* **WHAT YOU NEED TO DO**
Keep only those lines of the records that include the string "quantile".

* **EXTRACTED RECORDS**
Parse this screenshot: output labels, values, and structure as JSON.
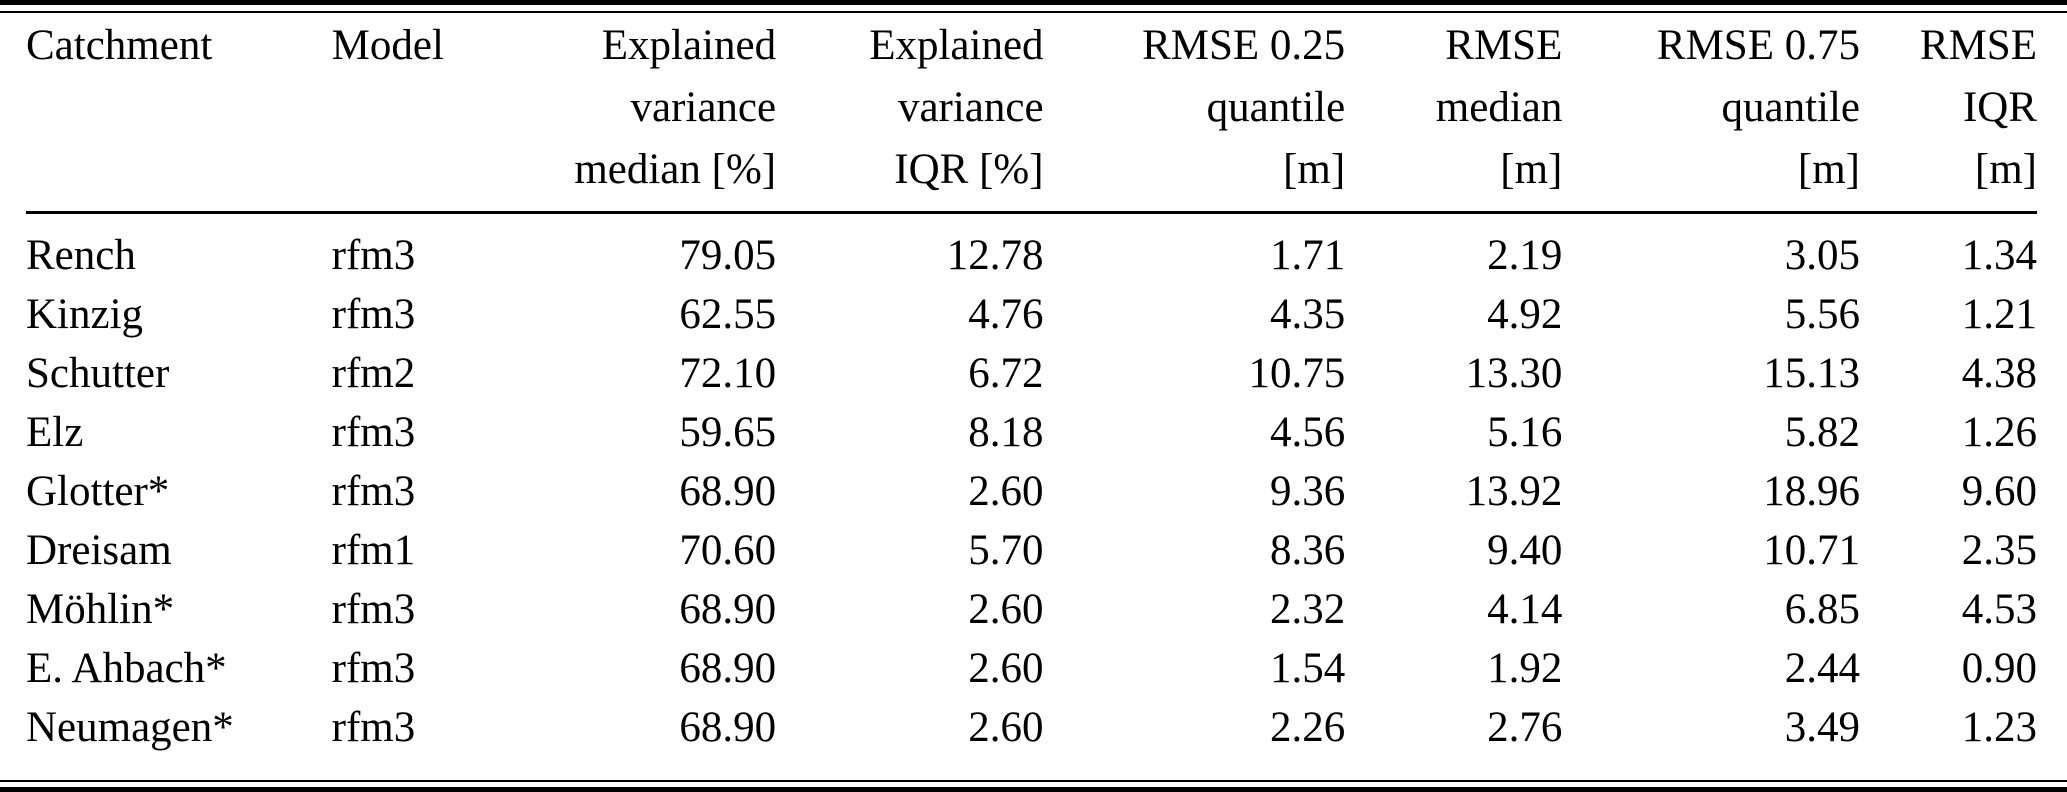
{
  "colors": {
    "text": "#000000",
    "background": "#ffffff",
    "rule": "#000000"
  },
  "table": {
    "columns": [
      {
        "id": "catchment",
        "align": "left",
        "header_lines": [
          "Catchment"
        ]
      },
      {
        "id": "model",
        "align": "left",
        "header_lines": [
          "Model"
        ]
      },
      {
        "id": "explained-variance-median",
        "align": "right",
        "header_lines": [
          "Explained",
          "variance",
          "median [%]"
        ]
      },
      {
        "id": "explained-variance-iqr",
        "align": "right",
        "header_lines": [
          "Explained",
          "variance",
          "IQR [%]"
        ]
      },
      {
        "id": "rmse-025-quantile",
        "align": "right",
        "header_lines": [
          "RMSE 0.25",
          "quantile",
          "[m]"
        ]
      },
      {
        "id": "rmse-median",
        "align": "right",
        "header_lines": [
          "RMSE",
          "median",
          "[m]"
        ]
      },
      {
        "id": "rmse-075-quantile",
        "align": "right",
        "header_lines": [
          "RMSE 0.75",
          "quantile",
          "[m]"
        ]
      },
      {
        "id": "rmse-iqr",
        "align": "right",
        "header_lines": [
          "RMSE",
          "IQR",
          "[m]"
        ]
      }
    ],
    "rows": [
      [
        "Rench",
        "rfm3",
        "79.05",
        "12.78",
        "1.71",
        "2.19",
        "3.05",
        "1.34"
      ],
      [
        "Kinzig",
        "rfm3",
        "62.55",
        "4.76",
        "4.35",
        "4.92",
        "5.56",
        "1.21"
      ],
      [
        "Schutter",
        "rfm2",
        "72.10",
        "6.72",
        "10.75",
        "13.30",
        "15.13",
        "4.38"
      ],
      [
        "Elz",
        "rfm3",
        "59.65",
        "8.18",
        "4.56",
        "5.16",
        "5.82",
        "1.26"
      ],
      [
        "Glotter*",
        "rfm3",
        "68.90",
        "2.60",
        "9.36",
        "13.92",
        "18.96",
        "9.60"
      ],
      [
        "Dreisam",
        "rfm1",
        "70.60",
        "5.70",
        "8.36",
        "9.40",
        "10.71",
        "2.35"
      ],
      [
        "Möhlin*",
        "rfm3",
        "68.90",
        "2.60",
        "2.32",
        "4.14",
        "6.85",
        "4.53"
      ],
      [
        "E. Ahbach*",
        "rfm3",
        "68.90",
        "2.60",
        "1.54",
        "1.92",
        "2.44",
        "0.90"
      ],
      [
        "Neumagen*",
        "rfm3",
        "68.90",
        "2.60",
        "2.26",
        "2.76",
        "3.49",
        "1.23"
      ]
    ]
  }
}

* **WORKED SOLUTION**
        "id": "rmse-025-quantile",
          "quantile",
        "id": "rmse-075-quantile",
          "quantile",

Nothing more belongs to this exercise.